_INSTRUCTIONS FOR THE TASK_:
Repeat each record exactly. Any picture gets left out.
Start
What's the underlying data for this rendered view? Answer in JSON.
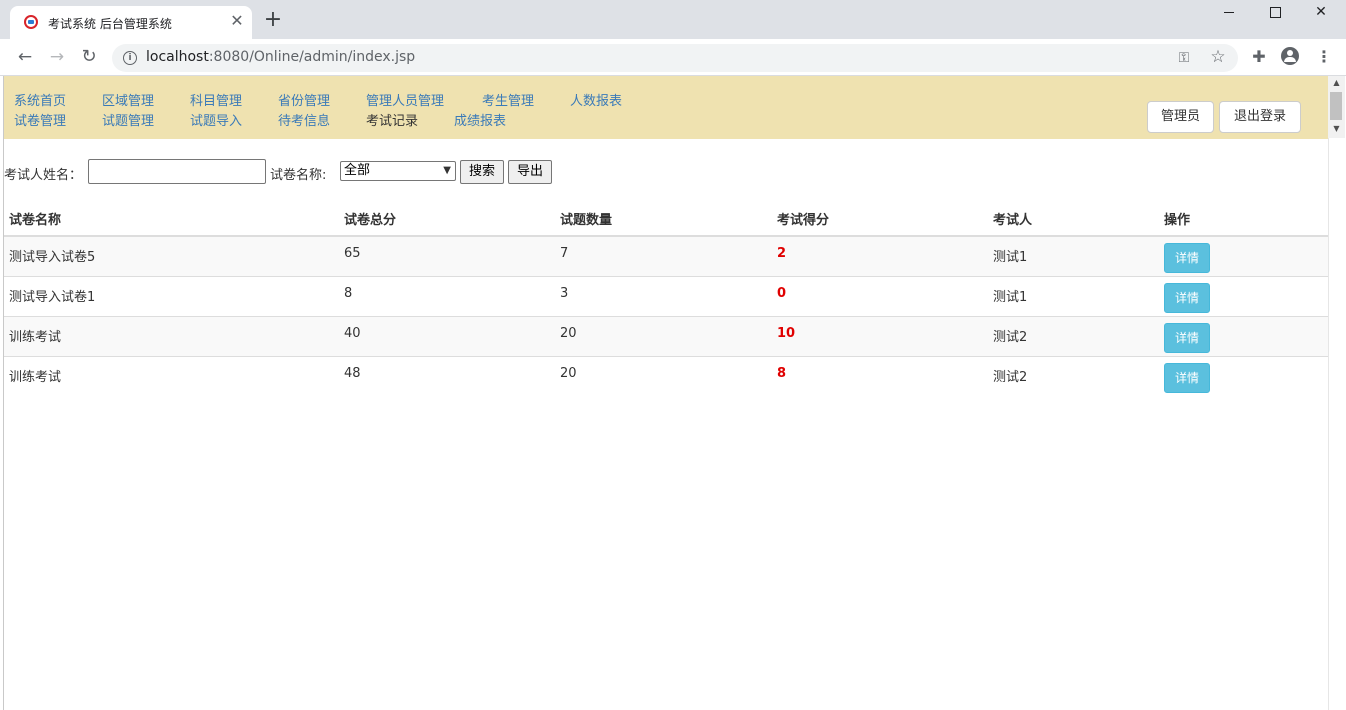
{
  "browser": {
    "tab_title": "考试系统 后台管理系统",
    "tab_close": "✕",
    "new_tab": "+",
    "url_host": "localhost",
    "url_path": ":8080/Online/admin/index.jsp",
    "icons": [
      "back-arrow-icon",
      "forward-arrow-icon",
      "reload-icon",
      "info-icon",
      "key-icon",
      "star-icon",
      "puzzle-icon",
      "profile-icon",
      "kebab-menu-icon"
    ]
  },
  "nav": {
    "row1": [
      "系统首页",
      "区域管理",
      "科目管理",
      "省份管理",
      "管理人员管理",
      "考生管理",
      "人数报表"
    ],
    "row2": [
      "试卷管理",
      "试题管理",
      "试题导入",
      "待考信息",
      "考试记录",
      "成绩报表"
    ],
    "current": "考试记录",
    "admin_label": "管理员",
    "logout_label": "退出登录",
    "link_color": "#3a7ab8",
    "bar_color": "#efe2b0"
  },
  "search": {
    "name_label": "考试人姓名：",
    "name_value": "",
    "paper_label": "试卷名称:",
    "paper_selected": "全部",
    "search_label": "搜索",
    "export_label": "导出"
  },
  "table": {
    "headers": [
      "试卷名称",
      "试卷总分",
      "试题数量",
      "考试得分",
      "考试人",
      "操作"
    ],
    "rows": [
      {
        "paper": "测试导入试卷5",
        "total": "65",
        "count": "7",
        "score": "2",
        "examinee": "测试1",
        "action": "详情"
      },
      {
        "paper": "测试导入试卷1",
        "total": "8",
        "count": "3",
        "score": "0",
        "examinee": "测试1",
        "action": "详情"
      },
      {
        "paper": "训练考试",
        "total": "40",
        "count": "20",
        "score": "10",
        "examinee": "测试2",
        "action": "详情"
      },
      {
        "paper": "训练考试",
        "total": "48",
        "count": "20",
        "score": "8",
        "examinee": "测试2",
        "action": "详情"
      }
    ],
    "score_color": "#e00000",
    "detail_button_color": "#5bc0de"
  }
}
End
_ANSWER TO THIS TASK_:
What's the underlying data for this rendered view? Answer in JSON.
{
  "browser": {
    "tab_title": "考试系统 后台管理系统",
    "tab_close": "✕",
    "new_tab": "+",
    "url_host": "localhost",
    "url_path": ":8080/Online/admin/index.jsp",
    "icons": [
      "back-arrow-icon",
      "forward-arrow-icon",
      "reload-icon",
      "info-icon",
      "key-icon",
      "star-icon",
      "puzzle-icon",
      "profile-icon",
      "kebab-menu-icon"
    ]
  },
  "nav": {
    "row1": [
      "系统首页",
      "区域管理",
      "科目管理",
      "省份管理",
      "管理人员管理",
      "考生管理",
      "人数报表"
    ],
    "row2": [
      "试卷管理",
      "试题管理",
      "试题导入",
      "待考信息",
      "考试记录",
      "成绩报表"
    ],
    "current": "考试记录",
    "admin_label": "管理员",
    "logout_label": "退出登录",
    "link_color": "#3a7ab8",
    "bar_color": "#efe2b0"
  },
  "search": {
    "name_label": "考试人姓名：",
    "name_value": "",
    "paper_label": "试卷名称:",
    "paper_selected": "全部",
    "search_label": "搜索",
    "export_label": "导出"
  },
  "table": {
    "headers": [
      "试卷名称",
      "试卷总分",
      "试题数量",
      "考试得分",
      "考试人",
      "操作"
    ],
    "rows": [
      {
        "paper": "测试导入试卷5",
        "total": "65",
        "count": "7",
        "score": "2",
        "examinee": "测试1",
        "action": "详情"
      },
      {
        "paper": "测试导入试卷1",
        "total": "8",
        "count": "3",
        "score": "0",
        "examinee": "测试1",
        "action": "详情"
      },
      {
        "paper": "训练考试",
        "total": "40",
        "count": "20",
        "score": "10",
        "examinee": "测试2",
        "action": "详情"
      },
      {
        "paper": "训练考试",
        "total": "48",
        "count": "20",
        "score": "8",
        "examinee": "测试2",
        "action": "详情"
      }
    ],
    "score_color": "#e00000",
    "detail_button_color": "#5bc0de"
  }
}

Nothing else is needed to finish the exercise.